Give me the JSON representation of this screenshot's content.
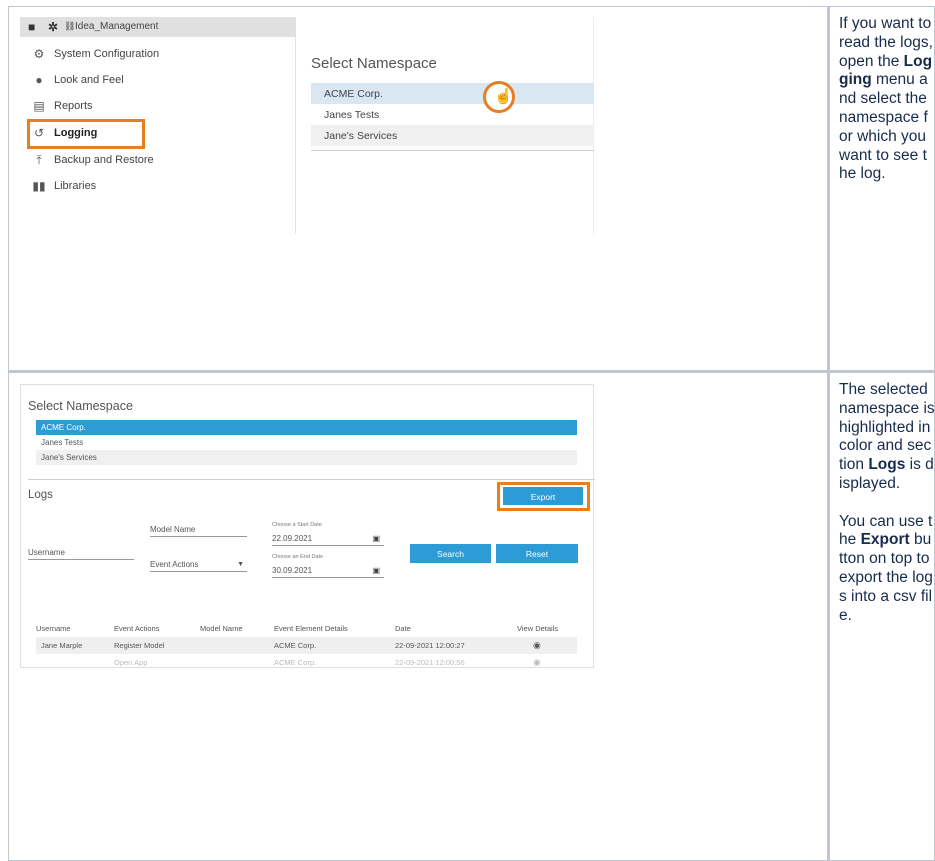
{
  "colors": {
    "accent_orange": "#e67e22",
    "primary_blue": "#2d9bd6",
    "hover_row": "#d9e7f2"
  },
  "shot1": {
    "project_name": "Idea_Management",
    "nav": [
      {
        "label": "System Configuration",
        "icon": "gears-icon"
      },
      {
        "label": "Look and Feel",
        "icon": "palette-icon"
      },
      {
        "label": "Reports",
        "icon": "document-icon"
      },
      {
        "label": "Logging",
        "icon": "history-icon"
      },
      {
        "label": "Backup and Restore",
        "icon": "upload-icon"
      },
      {
        "label": "Libraries",
        "icon": "books-icon"
      }
    ],
    "select_namespace_title": "Select Namespace",
    "namespaces": [
      "ACME Corp.",
      "Janes Tests",
      "Jane's Services"
    ]
  },
  "text1": {
    "p1_a": "If you want to read the logs, open the ",
    "p1_b": "Logging",
    "p1_c": " menu and select the namespace for which you want to see the log."
  },
  "shot2": {
    "title": "Select Namespace",
    "namespaces": [
      "ACME Corp.",
      "Janes Tests",
      "Jane's Services"
    ],
    "logs_title": "Logs",
    "export_label": "Export",
    "model_name_label": "Model Name",
    "username_label": "Username",
    "event_actions_label": "Event Actions",
    "start_date_label": "Choose a Start Date",
    "start_date": "22.09.2021",
    "end_date_label": "Choose an End Date",
    "end_date": "30.09.2021",
    "search_label": "Search",
    "reset_label": "Reset",
    "columns": [
      "Username",
      "Event Actions",
      "Model Name",
      "Event Element Details",
      "Date",
      "View Details"
    ],
    "rows": [
      {
        "username": "Jane Marple",
        "action": "Register Model",
        "model": "",
        "details": "ACME Corp.",
        "date": "22-09-2021 12:00:27"
      },
      {
        "username": "",
        "action": "Open App",
        "model": "",
        "details": "ACME Corp.",
        "date": "22-09-2021 12:00:56"
      }
    ]
  },
  "text2": {
    "p1_a": "The selected namespace is highlighted in color and section ",
    "p1_b": "Logs",
    "p1_c": " is displayed.",
    "p2_a": "You can use the ",
    "p2_b": "Export",
    "p2_c": " button on top to export the logs into a csv file."
  }
}
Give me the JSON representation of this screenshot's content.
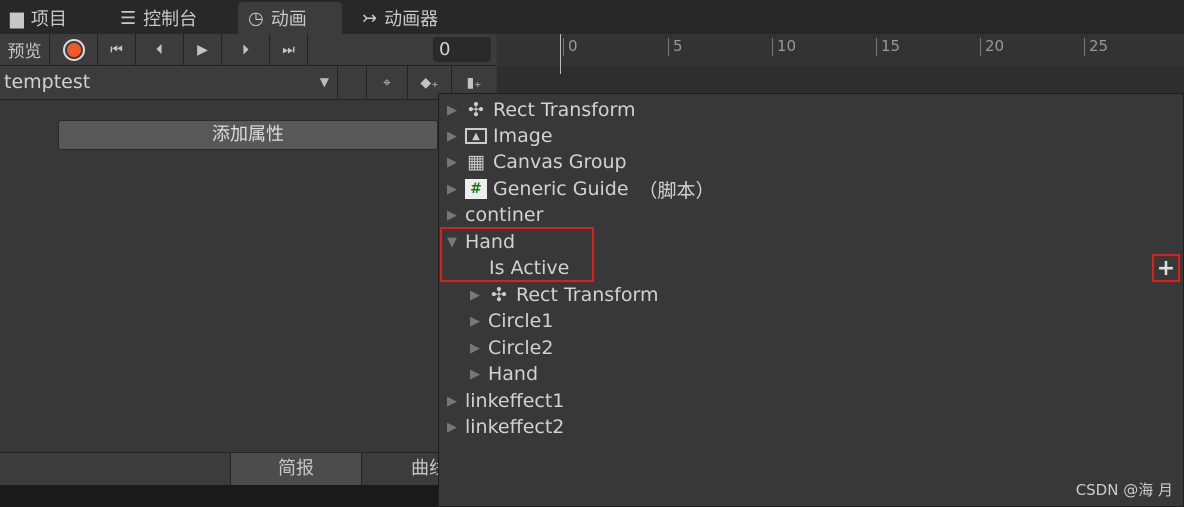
{
  "tabs": [
    {
      "label": "项目",
      "icon": "folder-icon"
    },
    {
      "label": "控制台",
      "icon": "console-icon"
    },
    {
      "label": "动画",
      "icon": "clock-icon",
      "active": true
    },
    {
      "label": "动画器",
      "icon": "animator-icon"
    }
  ],
  "toolbar": {
    "preview": "预览",
    "frame_value": "0",
    "record_color": "#f05a2a"
  },
  "ruler": {
    "ticks": [
      "0",
      "5",
      "10",
      "15",
      "20",
      "25"
    ]
  },
  "clip": {
    "name": "temptest"
  },
  "add_property": "添加属性",
  "bottom_tabs": {
    "dopesheet": "简报",
    "curves": "曲线"
  },
  "popup": {
    "items": [
      {
        "label": "Rect Transform",
        "icon": "rect-transform-icon"
      },
      {
        "label": "Image",
        "icon": "image-icon"
      },
      {
        "label": "Canvas Group",
        "icon": "canvas-group-icon"
      },
      {
        "label": "Generic Guide",
        "suffix": "（脚本）",
        "icon": "script-icon"
      },
      {
        "label": "continer"
      },
      {
        "label": "Hand",
        "expanded": true
      },
      {
        "label": "Is Active"
      },
      {
        "label": "Rect Transform",
        "icon": "rect-transform-icon"
      },
      {
        "label": "Circle1"
      },
      {
        "label": "Circle2"
      },
      {
        "label": "Hand"
      },
      {
        "label": "linkeffect1"
      },
      {
        "label": "linkeffect2"
      }
    ]
  },
  "watermark": "CSDN @海 月",
  "highlight_color": "#e01c1c"
}
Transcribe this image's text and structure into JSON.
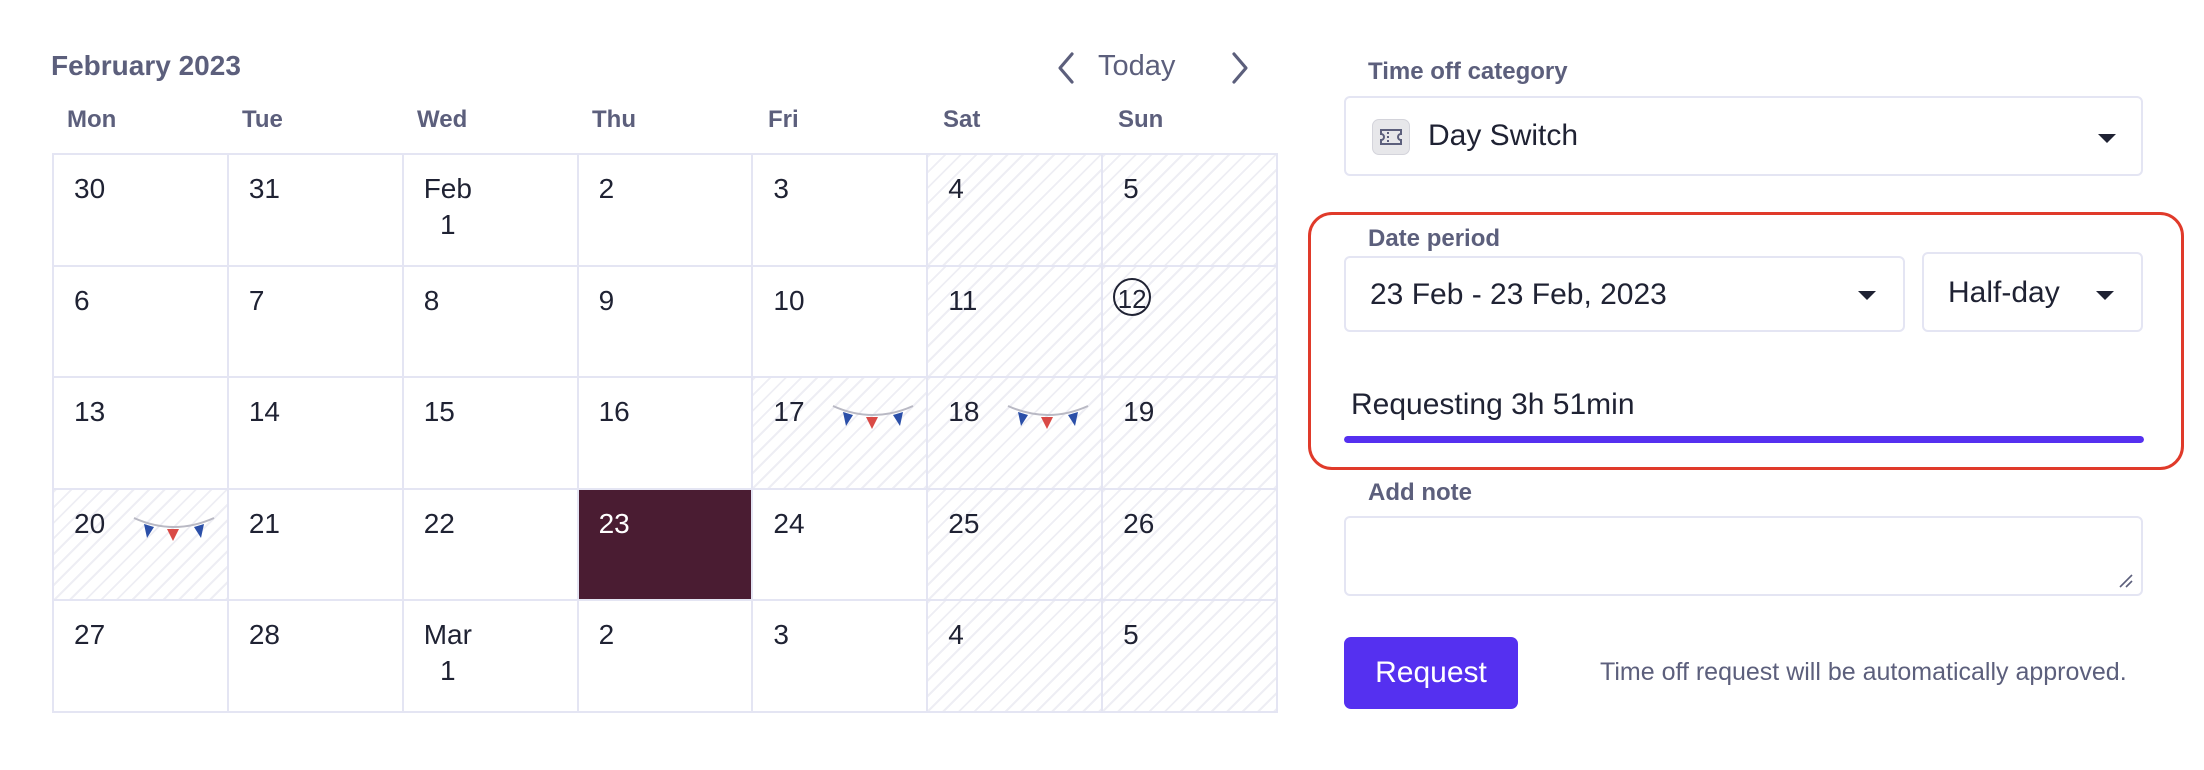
{
  "calendar": {
    "month_title": "February 2023",
    "today_label": "Today",
    "weekdays": [
      "Mon",
      "Tue",
      "Wed",
      "Thu",
      "Fri",
      "Sat",
      "Sun"
    ],
    "days": [
      {
        "label": "30",
        "weekend": false
      },
      {
        "label": "31",
        "weekend": false
      },
      {
        "label": "Feb\n1",
        "weekend": false
      },
      {
        "label": "2",
        "weekend": false
      },
      {
        "label": "3",
        "weekend": false
      },
      {
        "label": "4",
        "weekend": true
      },
      {
        "label": "5",
        "weekend": true
      },
      {
        "label": "6",
        "weekend": false
      },
      {
        "label": "7",
        "weekend": false
      },
      {
        "label": "8",
        "weekend": false
      },
      {
        "label": "9",
        "weekend": false
      },
      {
        "label": "10",
        "weekend": false
      },
      {
        "label": "11",
        "weekend": true
      },
      {
        "label": "12",
        "weekend": true,
        "today": true
      },
      {
        "label": "13",
        "weekend": false
      },
      {
        "label": "14",
        "weekend": false
      },
      {
        "label": "15",
        "weekend": false
      },
      {
        "label": "16",
        "weekend": false
      },
      {
        "label": "17",
        "weekend": false,
        "holiday": true
      },
      {
        "label": "18",
        "weekend": true,
        "holiday": true
      },
      {
        "label": "19",
        "weekend": true
      },
      {
        "label": "20",
        "weekend": false,
        "holiday": true
      },
      {
        "label": "21",
        "weekend": false
      },
      {
        "label": "22",
        "weekend": false
      },
      {
        "label": "23",
        "weekend": false,
        "selected": true
      },
      {
        "label": "24",
        "weekend": false
      },
      {
        "label": "25",
        "weekend": true
      },
      {
        "label": "26",
        "weekend": true
      },
      {
        "label": "27",
        "weekend": false
      },
      {
        "label": "28",
        "weekend": false
      },
      {
        "label": "Mar\n1",
        "weekend": false
      },
      {
        "label": "2",
        "weekend": false
      },
      {
        "label": "3",
        "weekend": false
      },
      {
        "label": "4",
        "weekend": true
      },
      {
        "label": "5",
        "weekend": true
      }
    ],
    "icons": {
      "prev": "chevron-left-icon",
      "next": "chevron-right-icon",
      "holiday": "bunting-flags-icon"
    },
    "colors": {
      "selected_day": "#4a1c32",
      "grid_line": "#e4e5f3",
      "bunting_blue": "#2b4fa8",
      "bunting_red": "#d94a46"
    }
  },
  "form": {
    "category_label": "Time off category",
    "category_value": "Day Switch",
    "category_icon": "ticket-icon",
    "date_label": "Date period",
    "date_value": "23 Feb - 23 Feb, 2023",
    "duration_value": "Half-day",
    "requesting_text": "Requesting 3h 51min",
    "requesting_progress": 1.0,
    "note_label": "Add note",
    "note_value": "",
    "request_button": "Request",
    "approval_note": "Time off request will be automatically approved.",
    "colors": {
      "accent": "#5530f0",
      "highlight": "#e03a2a",
      "label": "#5c5f7c"
    }
  }
}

#### [Job]
Generate a word-for-word copy of the preceding records, excluding all pictures.

#### [Solution]
Give me the JSON representation of this screenshot's content.
{
  "colors": {
    "accent_orange": "#e67e22",
    "primary_blue": "#2d9bd6",
    "hover_row": "#d9e7f2"
  },
  "shot1": {
    "project_name": "Idea_Management",
    "nav": [
      {
        "label": "System Configuration",
        "icon": "gears-icon"
      },
      {
        "label": "Look and Feel",
        "icon": "palette-icon"
      },
      {
        "label": "Reports",
        "icon": "document-icon"
      },
      {
        "label": "Logging",
        "icon": "history-icon"
      },
      {
        "label": "Backup and Restore",
        "icon": "upload-icon"
      },
      {
        "label": "Libraries",
        "icon": "books-icon"
      }
    ],
    "select_namespace_title": "Select Namespace",
    "namespaces": [
      "ACME Corp.",
      "Janes Tests",
      "Jane's Services"
    ]
  },
  "text1": {
    "p1_a": "If you want to read the logs, open the ",
    "p1_b": "Logging",
    "p1_c": " menu and select the namespace for which you want to see the log."
  },
  "shot2": {
    "title": "Select Namespace",
    "namespaces": [
      "ACME Corp.",
      "Janes Tests",
      "Jane's Services"
    ],
    "logs_title": "Logs",
    "export_label": "Export",
    "model_name_label": "Model Name",
    "username_label": "Username",
    "event_actions_label": "Event Actions",
    "start_date_label": "Choose a Start Date",
    "start_date": "22.09.2021",
    "end_date_label": "Choose an End Date",
    "end_date": "30.09.2021",
    "search_label": "Search",
    "reset_label": "Reset",
    "columns": [
      "Username",
      "Event Actions",
      "Model Name",
      "Event Element Details",
      "Date",
      "View Details"
    ],
    "rows": [
      {
        "username": "Jane Marple",
        "action": "Register Model",
        "model": "",
        "details": "ACME Corp.",
        "date": "22-09-2021 12:00:27"
      },
      {
        "username": "",
        "action": "Open App",
        "model": "",
        "details": "ACME Corp.",
        "date": "22-09-2021 12:00:56"
      }
    ]
  },
  "text2": {
    "p1_a": "The selected namespace is highlighted in color and section ",
    "p1_b": "Logs",
    "p1_c": " is displayed.",
    "p2_a": "You can use the ",
    "p2_b": "Export",
    "p2_c": " button on top to export the logs into a csv file."
  }
}
Give me the JSON representation of this screenshot's content.
{
  "tabs": [
    {
      "label": "项目",
      "icon": "folder-icon"
    },
    {
      "label": "控制台",
      "icon": "console-icon"
    },
    {
      "label": "动画",
      "icon": "clock-icon",
      "active": true
    },
    {
      "label": "动画器",
      "icon": "animator-icon"
    }
  ],
  "toolbar": {
    "preview": "预览",
    "frame_value": "0",
    "record_color": "#f05a2a"
  },
  "ruler": {
    "ticks": [
      "0",
      "5",
      "10",
      "15",
      "20",
      "25"
    ]
  },
  "clip": {
    "name": "temptest"
  },
  "add_property": "添加属性",
  "bottom_tabs": {
    "dopesheet": "简报",
    "curves": "曲线"
  },
  "popup": {
    "items": [
      {
        "label": "Rect Transform",
        "icon": "rect-transform-icon"
      },
      {
        "label": "Image",
        "icon": "image-icon"
      },
      {
        "label": "Canvas Group",
        "icon": "canvas-group-icon"
      },
      {
        "label": "Generic Guide",
        "suffix": "（脚本）",
        "icon": "script-icon"
      },
      {
        "label": "continer"
      },
      {
        "label": "Hand",
        "expanded": true
      },
      {
        "label": "Is Active"
      },
      {
        "label": "Rect Transform",
        "icon": "rect-transform-icon"
      },
      {
        "label": "Circle1"
      },
      {
        "label": "Circle2"
      },
      {
        "label": "Hand"
      },
      {
        "label": "linkeffect1"
      },
      {
        "label": "linkeffect2"
      }
    ]
  },
  "watermark": "CSDN @海 月",
  "highlight_color": "#e01c1c"
}
Transcribe this image's text and structure into JSON.
{
  "calendar": {
    "month_title": "February 2023",
    "today_label": "Today",
    "weekdays": [
      "Mon",
      "Tue",
      "Wed",
      "Thu",
      "Fri",
      "Sat",
      "Sun"
    ],
    "days": [
      {
        "label": "30",
        "weekend": false
      },
      {
        "label": "31",
        "weekend": false
      },
      {
        "label": "Feb\n1",
        "weekend": false
      },
      {
        "label": "2",
        "weekend": false
      },
      {
        "label": "3",
        "weekend": false
      },
      {
        "label": "4",
        "weekend": true
      },
      {
        "label": "5",
        "weekend": true
      },
      {
        "label": "6",
        "weekend": false
      },
      {
        "label": "7",
        "weekend": false
      },
      {
        "label": "8",
        "weekend": false
      },
      {
        "label": "9",
        "weekend": false
      },
      {
        "label": "10",
        "weekend": false
      },
      {
        "label": "11",
        "weekend": true
      },
      {
        "label": "12",
        "weekend": true,
        "today": true
      },
      {
        "label": "13",
        "weekend": false
      },
      {
        "label": "14",
        "weekend": false
      },
      {
        "label": "15",
        "weekend": false
      },
      {
        "label": "16",
        "weekend": false
      },
      {
        "label": "17",
        "weekend": false,
        "holiday": true
      },
      {
        "label": "18",
        "weekend": true,
        "holiday": true
      },
      {
        "label": "19",
        "weekend": true
      },
      {
        "label": "20",
        "weekend": false,
        "holiday": true
      },
      {
        "label": "21",
        "weekend": false
      },
      {
        "label": "22",
        "weekend": false
      },
      {
        "label": "23",
        "weekend": false,
        "selected": true
      },
      {
        "label": "24",
        "weekend": false
      },
      {
        "label": "25",
        "weekend": true
      },
      {
        "label": "26",
        "weekend": true
      },
      {
        "label": "27",
        "weekend": false
      },
      {
        "label": "28",
        "weekend": false
      },
      {
        "label": "Mar\n1",
        "weekend": false
      },
      {
        "label": "2",
        "weekend": false
      },
      {
        "label": "3",
        "weekend": false
      },
      {
        "label": "4",
        "weekend": true
      },
      {
        "label": "5",
        "weekend": true
      }
    ],
    "icons": {
      "prev": "chevron-left-icon",
      "next": "chevron-right-icon",
      "holiday": "bunting-flags-icon"
    },
    "colors": {
      "selected_day": "#4a1c32",
      "grid_line": "#e4e5f3",
      "bunting_blue": "#2b4fa8",
      "bunting_red": "#d94a46"
    }
  },
  "form": {
    "category_label": "Time off category",
    "category_value": "Day Switch",
    "category_icon": "ticket-icon",
    "date_label": "Date period",
    "date_value": "23 Feb - 23 Feb, 2023",
    "duration_value": "Half-day",
    "requesting_text": "Requesting 3h 51min",
    "requesting_progress": 1.0,
    "note_label": "Add note",
    "note_value": "",
    "request_button": "Request",
    "approval_note": "Time off request will be automatically approved.",
    "colors": {
      "accent": "#5530f0",
      "highlight": "#e03a2a",
      "label": "#5c5f7c"
    }
  }
}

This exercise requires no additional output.